**WHAT TO WORK ON:**
The answer must consist of every line in the data that contains "count".

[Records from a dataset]
[Start of section]

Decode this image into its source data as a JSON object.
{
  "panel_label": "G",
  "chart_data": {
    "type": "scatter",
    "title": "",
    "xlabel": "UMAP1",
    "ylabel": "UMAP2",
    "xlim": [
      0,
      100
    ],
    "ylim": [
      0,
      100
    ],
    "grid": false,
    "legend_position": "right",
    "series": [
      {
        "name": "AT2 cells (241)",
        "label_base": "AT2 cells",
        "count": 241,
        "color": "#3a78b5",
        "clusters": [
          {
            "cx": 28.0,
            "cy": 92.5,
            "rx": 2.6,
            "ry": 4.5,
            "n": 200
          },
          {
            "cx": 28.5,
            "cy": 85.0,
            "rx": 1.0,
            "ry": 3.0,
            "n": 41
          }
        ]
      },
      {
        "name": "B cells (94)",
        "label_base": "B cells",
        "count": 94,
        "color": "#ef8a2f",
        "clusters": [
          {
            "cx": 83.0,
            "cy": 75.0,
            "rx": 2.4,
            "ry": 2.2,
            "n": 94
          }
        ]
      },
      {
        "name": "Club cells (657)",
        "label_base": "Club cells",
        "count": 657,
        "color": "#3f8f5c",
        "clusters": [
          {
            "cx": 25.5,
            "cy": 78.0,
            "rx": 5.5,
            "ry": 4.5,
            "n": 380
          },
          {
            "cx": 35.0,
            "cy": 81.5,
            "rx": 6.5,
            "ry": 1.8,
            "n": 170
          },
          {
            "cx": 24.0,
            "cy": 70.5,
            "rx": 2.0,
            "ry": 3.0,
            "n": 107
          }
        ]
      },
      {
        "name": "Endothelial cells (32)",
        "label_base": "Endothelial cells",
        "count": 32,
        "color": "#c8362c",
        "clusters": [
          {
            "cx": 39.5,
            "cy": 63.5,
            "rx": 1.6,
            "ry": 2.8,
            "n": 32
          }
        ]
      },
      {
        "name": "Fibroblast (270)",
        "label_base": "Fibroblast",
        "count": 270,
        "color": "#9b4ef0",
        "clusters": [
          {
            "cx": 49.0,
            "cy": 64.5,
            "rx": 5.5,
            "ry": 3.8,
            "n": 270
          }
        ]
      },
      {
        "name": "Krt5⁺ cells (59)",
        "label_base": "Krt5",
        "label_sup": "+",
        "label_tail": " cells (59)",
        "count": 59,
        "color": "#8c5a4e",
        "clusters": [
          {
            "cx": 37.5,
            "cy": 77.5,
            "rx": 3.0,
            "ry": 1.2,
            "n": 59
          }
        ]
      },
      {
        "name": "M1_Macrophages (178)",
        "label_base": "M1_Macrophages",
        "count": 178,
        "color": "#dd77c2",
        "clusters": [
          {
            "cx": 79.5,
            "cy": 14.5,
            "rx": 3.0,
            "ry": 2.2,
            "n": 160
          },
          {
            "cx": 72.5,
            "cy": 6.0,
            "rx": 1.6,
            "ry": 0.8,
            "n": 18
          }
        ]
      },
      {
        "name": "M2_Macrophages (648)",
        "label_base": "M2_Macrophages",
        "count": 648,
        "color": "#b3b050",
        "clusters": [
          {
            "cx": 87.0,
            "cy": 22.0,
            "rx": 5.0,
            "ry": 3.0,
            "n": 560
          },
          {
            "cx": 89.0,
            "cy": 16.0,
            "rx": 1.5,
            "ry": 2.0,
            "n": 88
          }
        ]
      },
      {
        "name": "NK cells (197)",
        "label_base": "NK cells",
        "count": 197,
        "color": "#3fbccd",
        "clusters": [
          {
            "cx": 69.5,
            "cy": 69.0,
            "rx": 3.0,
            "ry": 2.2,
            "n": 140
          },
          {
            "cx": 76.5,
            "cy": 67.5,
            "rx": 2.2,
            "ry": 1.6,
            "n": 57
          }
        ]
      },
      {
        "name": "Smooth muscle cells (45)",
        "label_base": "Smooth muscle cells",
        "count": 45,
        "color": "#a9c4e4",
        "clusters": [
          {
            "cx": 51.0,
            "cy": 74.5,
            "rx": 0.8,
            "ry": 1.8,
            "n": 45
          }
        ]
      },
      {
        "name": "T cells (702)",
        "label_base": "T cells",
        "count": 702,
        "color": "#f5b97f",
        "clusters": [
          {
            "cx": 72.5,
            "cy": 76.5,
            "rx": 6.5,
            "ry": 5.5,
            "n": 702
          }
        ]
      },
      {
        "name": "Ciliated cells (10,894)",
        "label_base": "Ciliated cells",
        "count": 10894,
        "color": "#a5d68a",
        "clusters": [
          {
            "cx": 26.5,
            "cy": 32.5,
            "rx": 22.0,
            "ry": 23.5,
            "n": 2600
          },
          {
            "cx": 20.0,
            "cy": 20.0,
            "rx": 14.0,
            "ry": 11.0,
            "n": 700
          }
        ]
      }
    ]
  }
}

[End of section]
[Start of section]

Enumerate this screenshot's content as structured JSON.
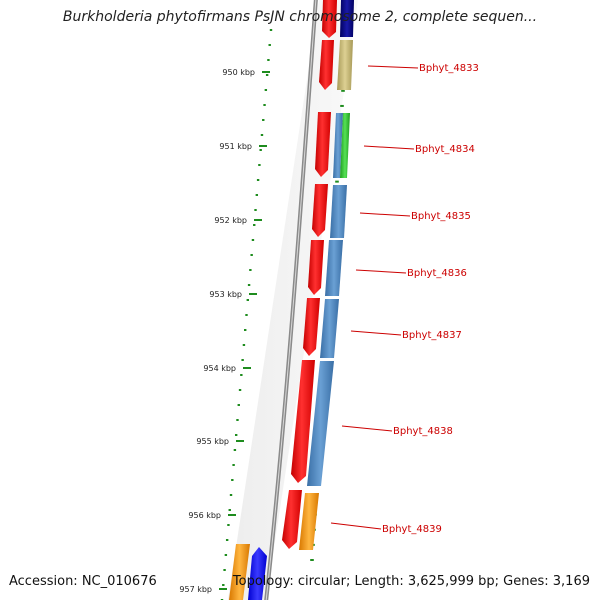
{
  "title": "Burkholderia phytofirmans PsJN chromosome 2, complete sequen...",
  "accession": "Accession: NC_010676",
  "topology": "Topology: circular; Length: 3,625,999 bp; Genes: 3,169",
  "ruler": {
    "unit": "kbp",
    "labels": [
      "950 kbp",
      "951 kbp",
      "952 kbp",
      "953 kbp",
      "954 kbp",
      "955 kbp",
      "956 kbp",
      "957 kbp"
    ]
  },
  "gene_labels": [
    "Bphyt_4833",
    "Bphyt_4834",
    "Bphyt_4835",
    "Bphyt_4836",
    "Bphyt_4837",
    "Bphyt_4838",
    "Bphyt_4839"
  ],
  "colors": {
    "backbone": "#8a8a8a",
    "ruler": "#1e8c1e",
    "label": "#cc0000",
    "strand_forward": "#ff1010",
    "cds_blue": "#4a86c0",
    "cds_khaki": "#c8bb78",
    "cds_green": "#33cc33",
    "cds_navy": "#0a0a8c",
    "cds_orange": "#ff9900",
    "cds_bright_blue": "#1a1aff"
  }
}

[End of section]

**YOUR SOLUTION:**
        "count": 241,
        "count": 94,
        "count": 657,
        "count": 32,
        "count": 270,
        "count": 59,
        "count": 178,
        "count": 648,
        "count": 197,
        "count": 45,
        "count": 702,
        "count": 10894,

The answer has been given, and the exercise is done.